** Source excerpt **
- - - -

I have substantial PHP experience, although I realize that PHP probably isn't the best language for a large-scale web crawler because a process can't run indefinitely. What languages do people suggest?
C++ - if you know what you're doing. You will not need a web server and a web application, because a web crawler is just a client, after all.
Any language you can easily use with a good network library and support for parsing the formats you want to crawl. Those are really the only qualifications.
Most languages would probably be a reasonable fit, the critical components are
- Libraries to deal with the Internet Protcols
- Libraries to deal with regular expressions
- Libraries to parse HTML content
Today most languages have libraries with good support for the above, of course you will need some way to persist the results that might be a database of some sorts.
The more important thing rather than the language is understanding all concepts you need to deal with. Here are some Python examples that might help get you started.

- - - -

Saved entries
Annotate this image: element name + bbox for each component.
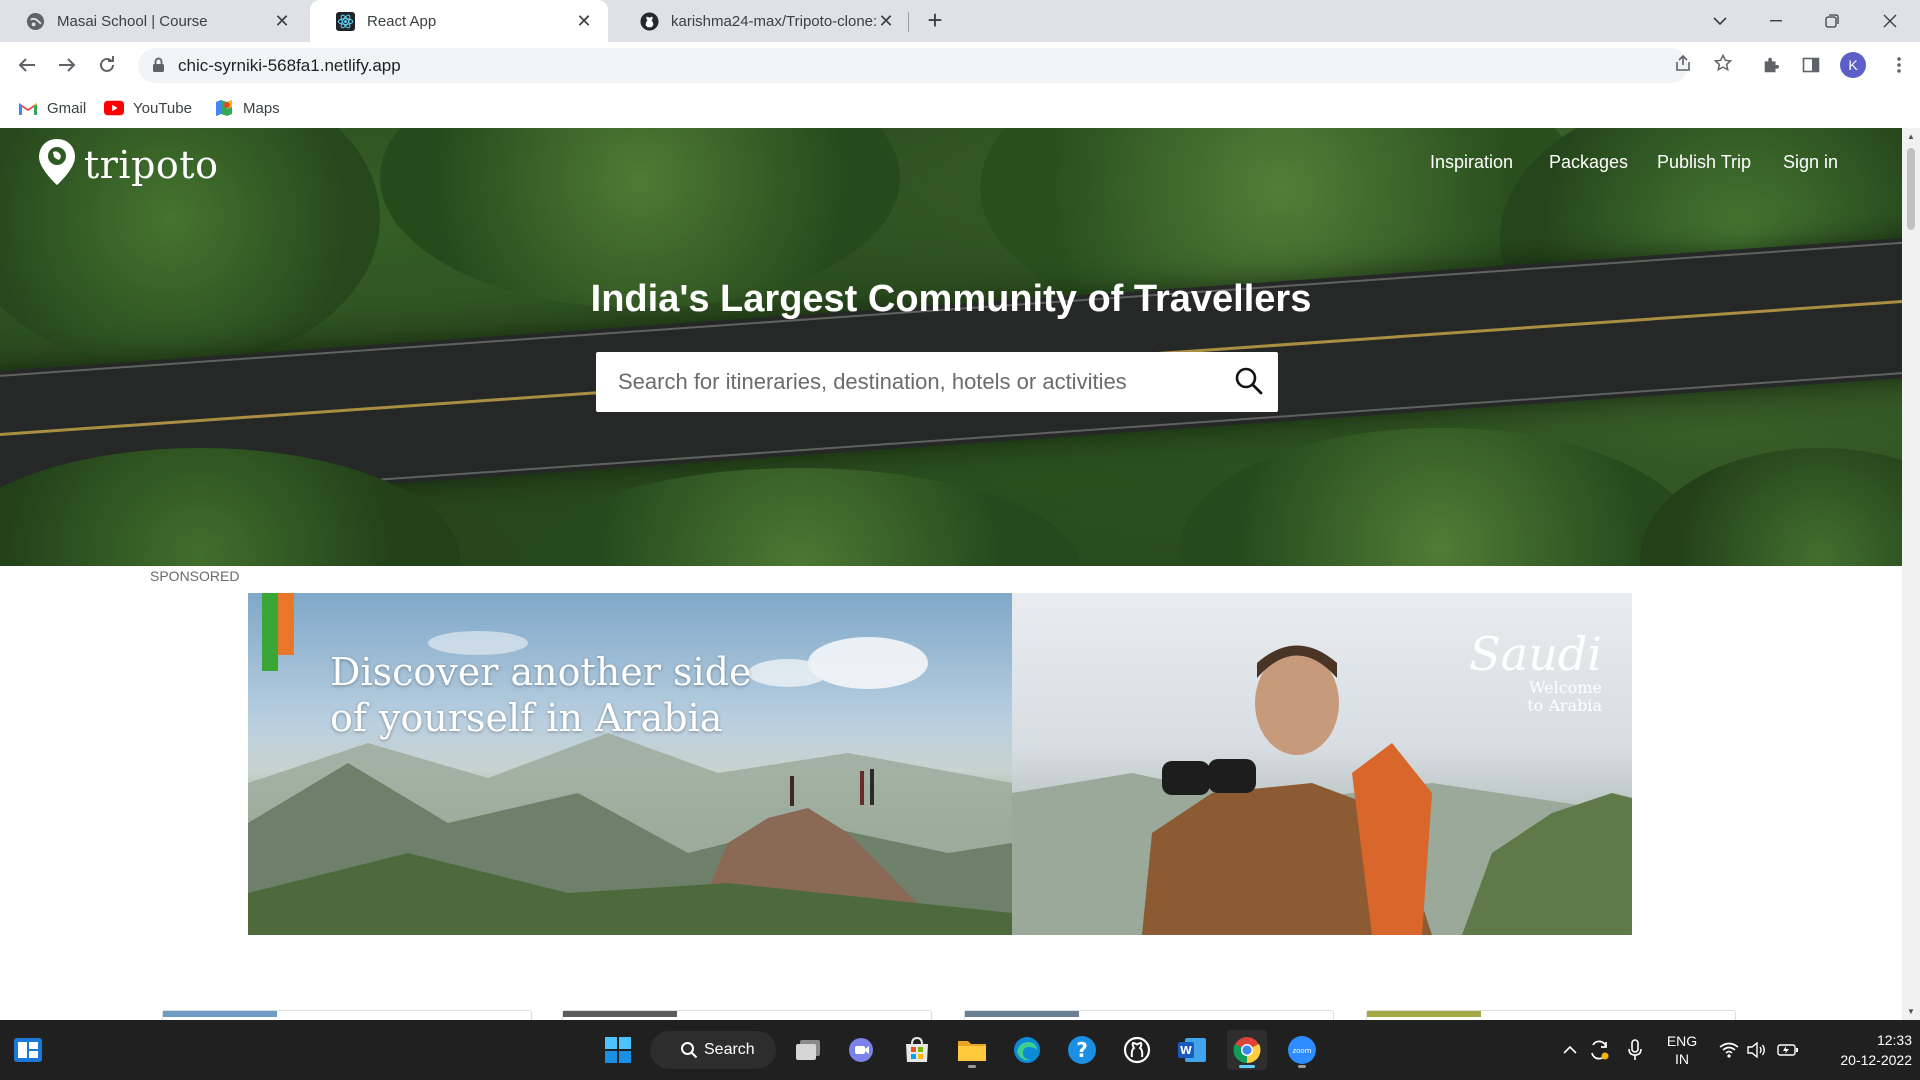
reload-icon[interactable] [92,50,122,80]
show-hidden-icons-icon[interactable] [1558,1020,1582,1080]
url-text[interactable]: chic-syrniki-568fa1.netlify.app [178,56,401,76]
menu-kebab-icon[interactable] [1884,50,1914,80]
bookmark-label: YouTube [133,99,192,117]
tab-title: karishma24-max/Tripoto-clone: T [671,12,881,30]
clock-date: 20-12-2022 [1840,1052,1912,1068]
microphone-icon[interactable] [1622,1020,1648,1080]
svg-text:?: ? [1076,1038,1088,1062]
tab-separator [908,12,909,32]
github-icon [640,11,659,31]
react-icon [336,11,355,31]
nav-packages[interactable]: Packages [1549,152,1628,173]
browser-toolbar: chic-syrniki-568fa1.netlify.app [0,42,1920,88]
clock-time: 12:33 [1876,1032,1912,1048]
maps-icon [214,100,234,116]
windows-taskbar: Search ? W zoom ENG IN 12:33 20-12-2022 [0,1020,1920,1080]
lock-icon[interactable] [152,57,165,78]
nav-sign-in[interactable]: Sign in [1783,152,1838,173]
tab-react-app[interactable]: React App ✕ [310,0,608,42]
close-window-icon[interactable] [1870,6,1910,36]
chrome-icon[interactable] [1227,1030,1267,1070]
task-view-icon[interactable] [788,1030,828,1070]
page-viewport: tripoto Inspiration Packages Publish Tri… [0,128,1902,1020]
bookmarks-bar: Gmail YouTube Maps [0,88,1920,128]
widgets-icon[interactable] [8,1030,48,1070]
tab-search-icon[interactable] [1700,6,1740,36]
nav-publish-trip[interactable]: Publish Trip [1657,152,1751,173]
taskbar-search[interactable]: Search [650,1031,776,1069]
search-icon[interactable] [1234,366,1264,396]
content-card[interactable] [562,1010,932,1020]
content-card[interactable] [162,1010,532,1020]
restore-icon[interactable] [1812,6,1852,36]
sync-icon[interactable] [1586,1020,1612,1080]
language-indicator[interactable]: ENG IN [1662,1020,1702,1080]
logo-text: tripoto [84,142,219,187]
battery-icon[interactable] [1774,1020,1802,1080]
help-icon[interactable]: ? [1062,1030,1102,1070]
bookmark-youtube[interactable]: YouTube [104,96,192,120]
hero-title: India's Largest Community of Travellers [590,278,1312,320]
wifi-icon[interactable] [1716,1020,1742,1080]
youtube-icon [104,100,124,116]
bookmark-gmail[interactable]: Gmail [18,96,86,120]
volume-icon[interactable] [1744,1020,1770,1080]
tab-github[interactable]: karishma24-max/Tripoto-clone: T ✕ [614,0,910,42]
tab-title: React App [367,12,437,30]
word-icon[interactable]: W [1172,1030,1212,1070]
tab-masai-school[interactable]: Masai School | Course ✕ [0,0,306,42]
content-card[interactable] [1366,1010,1736,1020]
clock[interactable]: 12:33 20-12-2022 [1812,1020,1912,1080]
start-windows-icon[interactable] [598,1030,638,1070]
scrollbar-thumb[interactable] [1907,148,1915,230]
github-desktop-icon[interactable] [1117,1030,1157,1070]
search-icon [680,1041,698,1064]
microsoft-store-icon[interactable] [897,1030,937,1070]
gmail-icon [18,100,38,116]
sponsored-ad-banner[interactable]: Discover another side of yourself in Ara… [248,593,1632,935]
back-icon[interactable] [12,50,42,80]
tripoto-logo[interactable]: tripoto [38,138,218,191]
forward-icon[interactable] [52,50,82,80]
ad-headline: Discover another side of yourself in Ara… [330,650,752,740]
edge-icon[interactable] [1007,1030,1047,1070]
page-scrollbar[interactable]: ▲ ▼ [1902,128,1920,1020]
content-card[interactable] [964,1010,1334,1020]
svg-text:zoom: zoom [1292,1047,1311,1055]
hero-banner: tripoto Inspiration Packages Publish Tri… [0,128,1902,566]
close-icon[interactable]: ✕ [574,11,594,31]
scroll-up-icon[interactable]: ▲ [1907,132,1915,141]
taskbar-search-label: Search [704,1041,755,1058]
close-icon[interactable]: ✕ [876,11,896,31]
scroll-down-icon[interactable]: ▼ [1907,1007,1915,1016]
new-tab-button[interactable]: + [922,7,948,34]
teams-chat-icon[interactable] [842,1030,882,1070]
ad-landscape-image: Discover another side of yourself in Ara… [248,593,1012,935]
masai-globe-icon [26,12,45,31]
share-icon[interactable] [1668,48,1698,78]
svg-text:W: W [1180,1044,1192,1057]
extensions-icon[interactable] [1756,50,1786,80]
file-explorer-icon[interactable] [952,1030,992,1070]
bookmark-label: Maps [243,99,280,117]
sponsored-label: SPONSORED [150,568,240,584]
tab-title: Masai School | Course [57,12,208,30]
ad-portrait-image: Saudi Welcome to Arabia [1012,593,1632,935]
bookmark-label: Gmail [47,99,87,117]
map-pin-icon [38,138,76,191]
zoom-icon[interactable]: zoom [1282,1030,1322,1070]
close-icon[interactable]: ✕ [272,11,292,31]
browser-tab-strip: Masai School | Course ✕ React App ✕ kari… [0,0,1920,42]
saudi-brand-logo: Saudi Welcome to Arabia [1469,627,1602,715]
search-input[interactable] [596,352,1216,412]
bookmark-maps[interactable]: Maps [214,96,280,120]
address-bar[interactable]: chic-syrniki-568fa1.netlify.app [138,48,1688,83]
minimize-icon[interactable] [1756,6,1796,36]
bookmark-star-icon[interactable] [1708,48,1738,78]
profile-avatar[interactable]: K [1840,52,1866,78]
search-box [596,352,1278,412]
nav-inspiration[interactable]: Inspiration [1430,152,1513,173]
side-panel-icon[interactable] [1796,50,1826,80]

- - - -

** The task **
Please state why the web crawler thread says PHP may not suit a large-scale web crawler.

** The reply **
A PHP process can't run indefinitely.